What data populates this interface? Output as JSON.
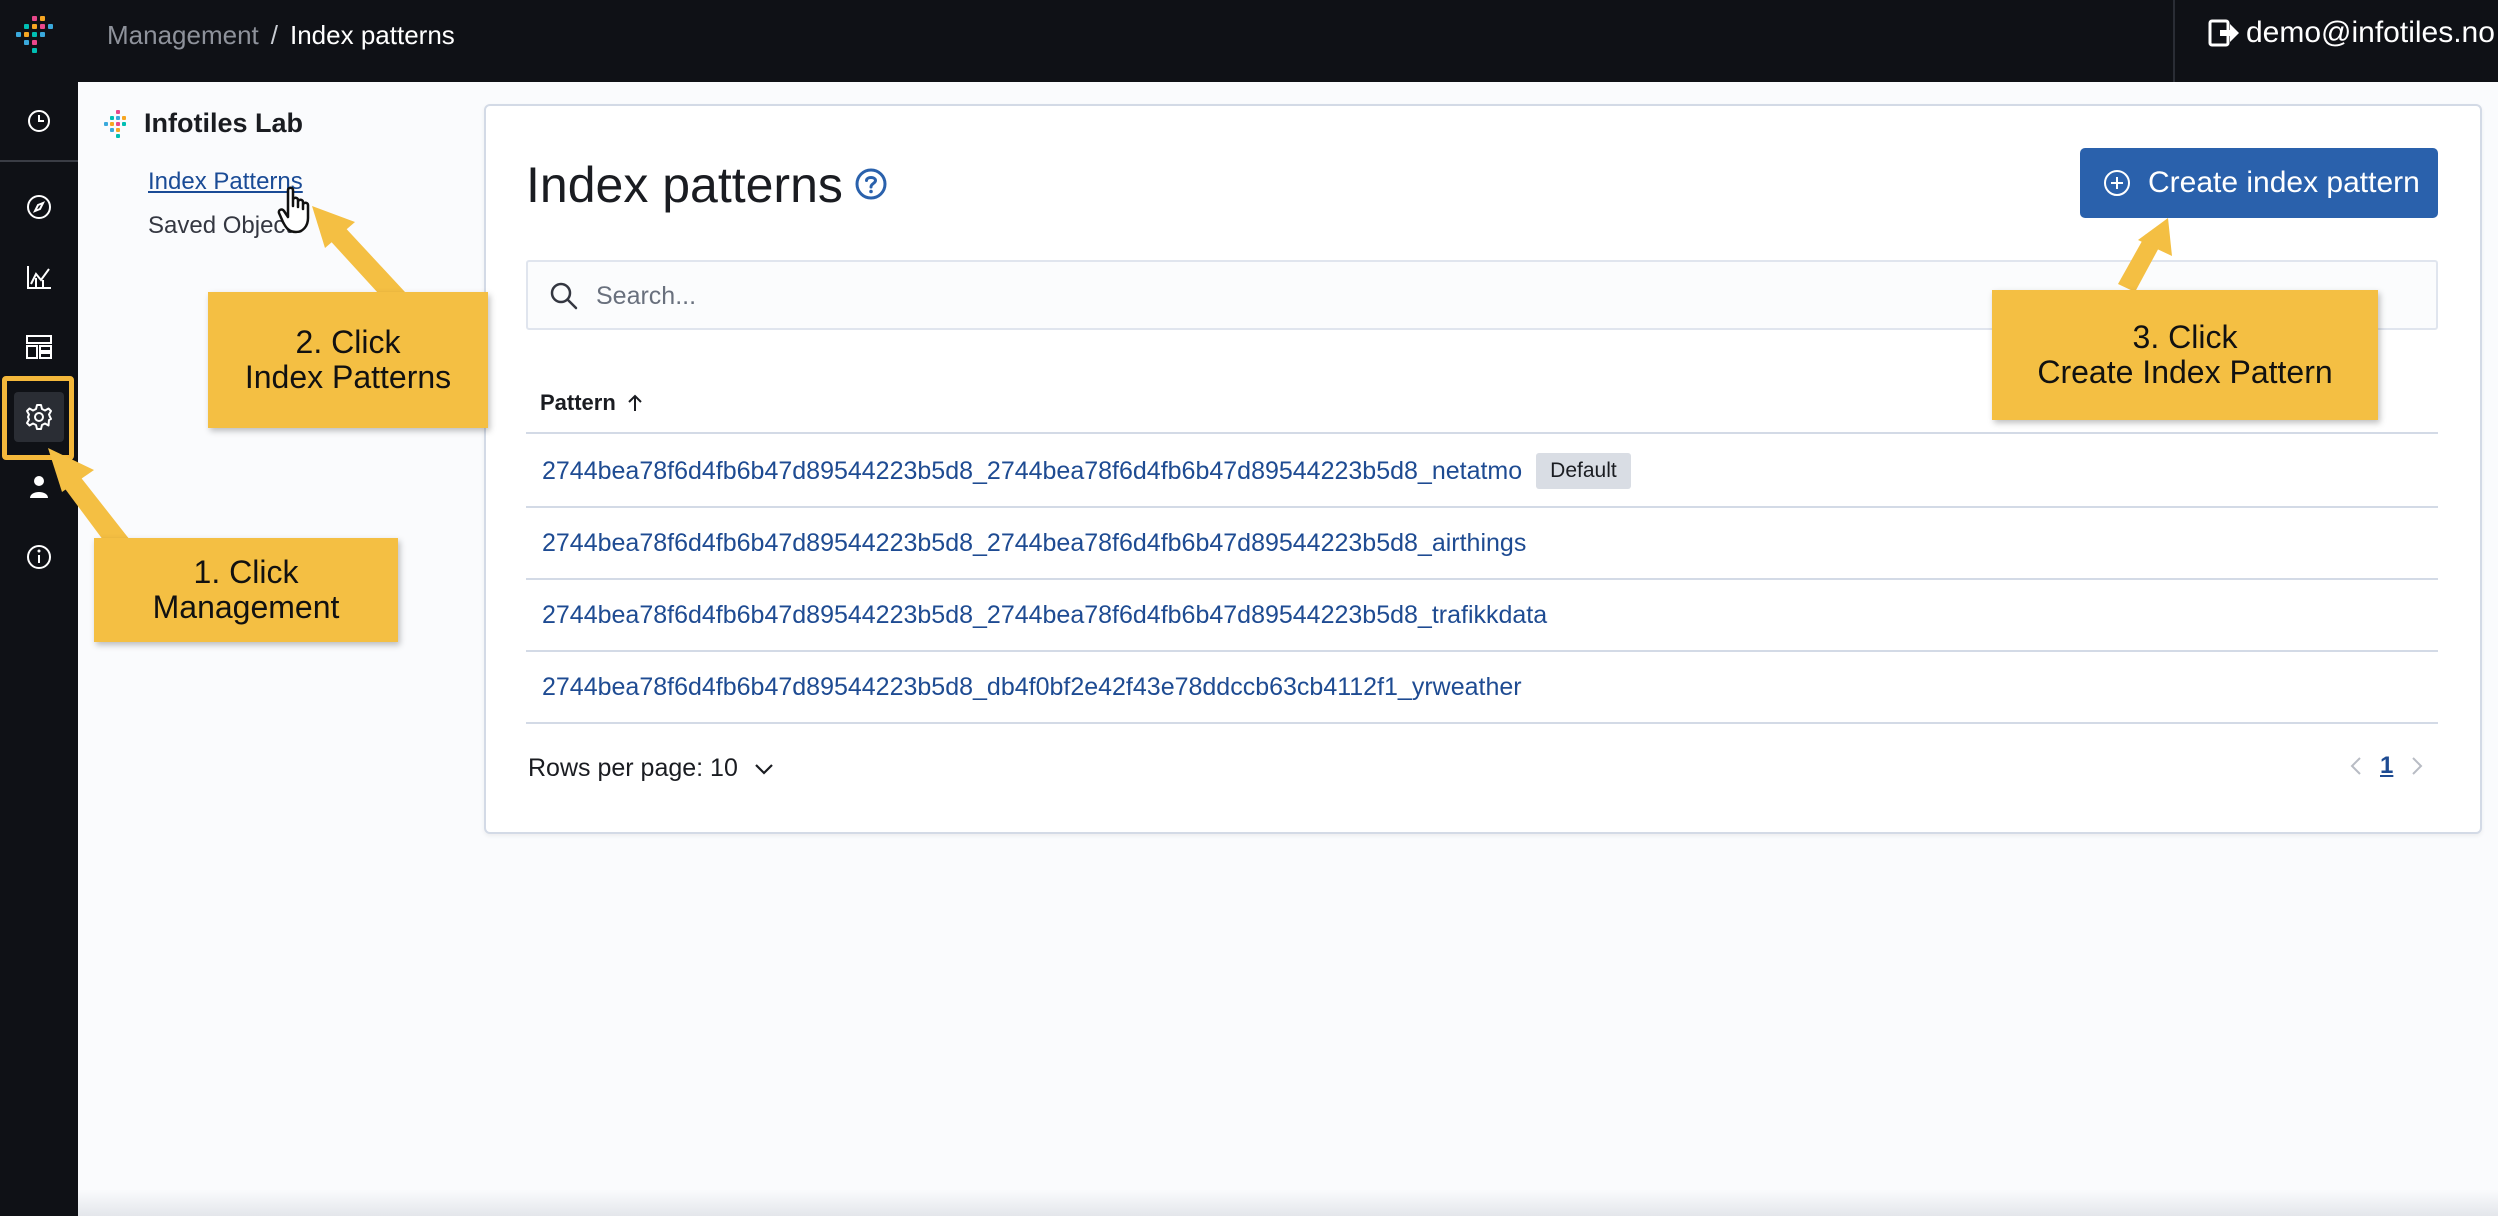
{
  "header": {
    "breadcrumbs": [
      "Management",
      "/",
      "Index patterns"
    ],
    "user_label": "demo@infotiles.no",
    "colors": {
      "bar": "#0f1116",
      "text": "#ffffff"
    }
  },
  "rail": {
    "items": [
      "recent-clock-icon",
      "discover-compass-icon",
      "visualize-chart-icon",
      "dashboard-icon",
      "management-gear-icon",
      "user-icon",
      "info-icon"
    ]
  },
  "sidenav": {
    "title": "Infotiles Lab",
    "items": [
      {
        "label": "Index Patterns",
        "active": true
      },
      {
        "label": "Saved Objects",
        "active": false
      }
    ]
  },
  "main": {
    "title": "Index patterns",
    "create_button": "Create index pattern",
    "search": {
      "placeholder": "Search...",
      "value": ""
    },
    "table": {
      "column": "Pattern",
      "sort": "ascending",
      "rows": [
        {
          "pattern": "2744bea78f6d4fb6b47d89544223b5d8_2744bea78f6d4fb6b47d89544223b5d8_netatmo",
          "badge": "Default"
        },
        {
          "pattern": "2744bea78f6d4fb6b47d89544223b5d8_2744bea78f6d4fb6b47d89544223b5d8_airthings",
          "badge": ""
        },
        {
          "pattern": "2744bea78f6d4fb6b47d89544223b5d8_2744bea78f6d4fb6b47d89544223b5d8_trafikkdata",
          "badge": ""
        },
        {
          "pattern": "2744bea78f6d4fb6b47d89544223b5d8_db4f0bf2e42f43e78ddccb63cb4112f1_yrweather",
          "badge": ""
        }
      ]
    },
    "rows_per_page": "Rows per page: 10",
    "pagination": {
      "current_page": "1"
    },
    "colors": {
      "primary": "#2a61ac",
      "link": "#1e4b92"
    }
  },
  "callouts": {
    "step1": {
      "line1": "1. Click",
      "line2": "Management"
    },
    "step2": {
      "line1": "2. Click",
      "line2": "Index Patterns"
    },
    "step3": {
      "line1": "3. Click",
      "line2": "Create Index Pattern"
    },
    "color": "#f4bf43"
  }
}
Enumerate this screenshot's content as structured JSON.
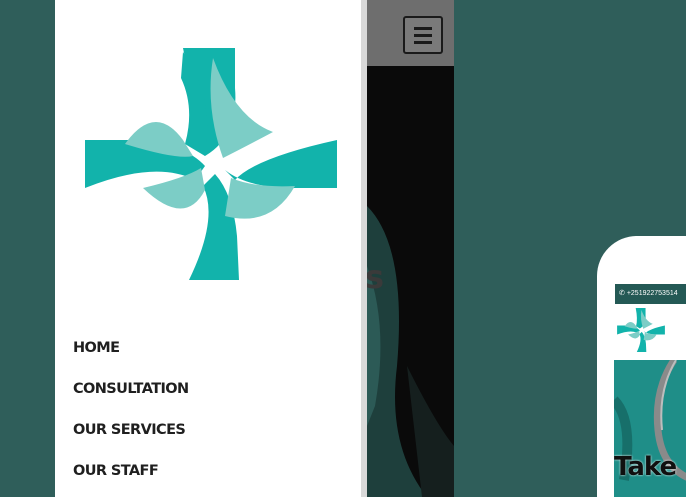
{
  "colors": {
    "background": "#2f5e5a",
    "brand": "#12b3ab",
    "brand_light": "#7ccdc6"
  },
  "drawer": {
    "logo_icon": "medical-cross-logo",
    "menu": [
      {
        "label": "HOME"
      },
      {
        "label": "CONSULTATION"
      },
      {
        "label": "OUR SERVICES"
      },
      {
        "label": "OUR STAFF"
      }
    ]
  },
  "page_behind": {
    "menu_icon": "hamburger-icon",
    "hero_fragment": "s"
  },
  "phone2": {
    "phone_icon": "phone-icon",
    "phone_number": "+251922753514",
    "logo_icon": "medical-cross-logo",
    "hero_title": "Take"
  }
}
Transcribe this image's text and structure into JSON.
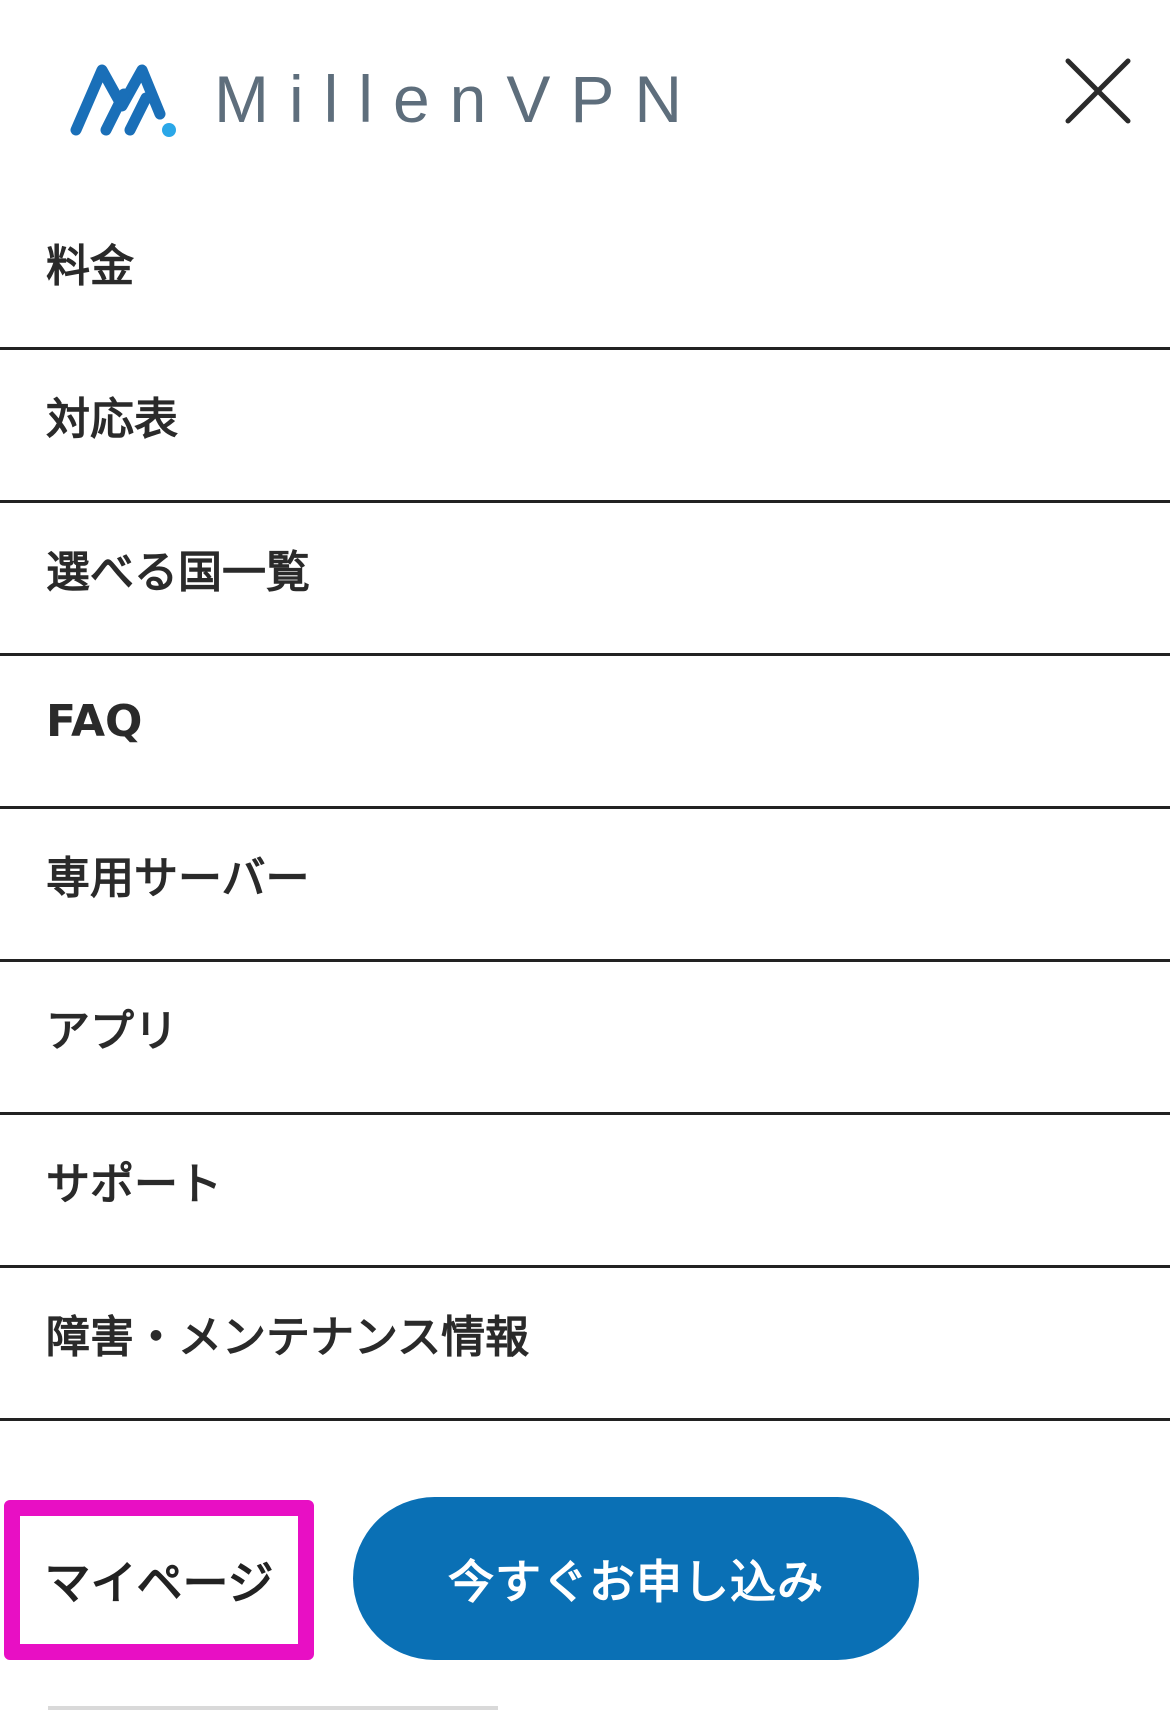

■ ■ ■

→ Task objective: Copy all the entries word for word. Omit any pictures.

→ Solution:
What data populates this interface? Output as JSON.
{
  "header": {
    "breadcrumbs": [
      "Management",
      "/",
      "Index patterns"
    ],
    "user_label": "demo@infotiles.no",
    "colors": {
      "bar": "#0f1116",
      "text": "#ffffff"
    }
  },
  "rail": {
    "items": [
      "recent-clock-icon",
      "discover-compass-icon",
      "visualize-chart-icon",
      "dashboard-icon",
      "management-gear-icon",
      "user-icon",
      "info-icon"
    ]
  },
  "sidenav": {
    "title": "Infotiles Lab",
    "items": [
      {
        "label": "Index Patterns",
        "active": true
      },
      {
        "label": "Saved Objects",
        "active": false
      }
    ]
  },
  "main": {
    "title": "Index patterns",
    "create_button": "Create index pattern",
    "search": {
      "placeholder": "Search...",
      "value": ""
    },
    "table": {
      "column": "Pattern",
      "sort": "ascending",
      "rows": [
        {
          "pattern": "2744bea78f6d4fb6b47d89544223b5d8_2744bea78f6d4fb6b47d89544223b5d8_netatmo",
          "badge": "Default"
        },
        {
          "pattern": "2744bea78f6d4fb6b47d89544223b5d8_2744bea78f6d4fb6b47d89544223b5d8_airthings",
          "badge": ""
        },
        {
          "pattern": "2744bea78f6d4fb6b47d89544223b5d8_2744bea78f6d4fb6b47d89544223b5d8_trafikkdata",
          "badge": ""
        },
        {
          "pattern": "2744bea78f6d4fb6b47d89544223b5d8_db4f0bf2e42f43e78ddccb63cb4112f1_yrweather",
          "badge": ""
        }
      ]
    },
    "rows_per_page": "Rows per page: 10",
    "pagination": {
      "current_page": "1"
    },
    "colors": {
      "primary": "#2a61ac",
      "link": "#1e4b92"
    }
  },
  "callouts": {
    "step1": {
      "line1": "1. Click",
      "line2": "Management"
    },
    "step2": {
      "line1": "2. Click",
      "line2": "Index Patterns"
    },
    "step3": {
      "line1": "3. Click",
      "line2": "Create Index Pattern"
    },
    "color": "#f4bf43"
  }
}
Enumerate this screenshot's content as structured JSON.
{
  "colors": {
    "background": "#2f5e5a",
    "brand": "#12b3ab",
    "brand_light": "#7ccdc6"
  },
  "drawer": {
    "logo_icon": "medical-cross-logo",
    "menu": [
      {
        "label": "HOME"
      },
      {
        "label": "CONSULTATION"
      },
      {
        "label": "OUR SERVICES"
      },
      {
        "label": "OUR STAFF"
      }
    ]
  },
  "page_behind": {
    "menu_icon": "hamburger-icon",
    "hero_fragment": "s"
  },
  "phone2": {
    "phone_icon": "phone-icon",
    "phone_number": "+251922753514",
    "logo_icon": "medical-cross-logo",
    "hero_title": "Take"
  }
}
Transcribe this image's text and structure into JSON.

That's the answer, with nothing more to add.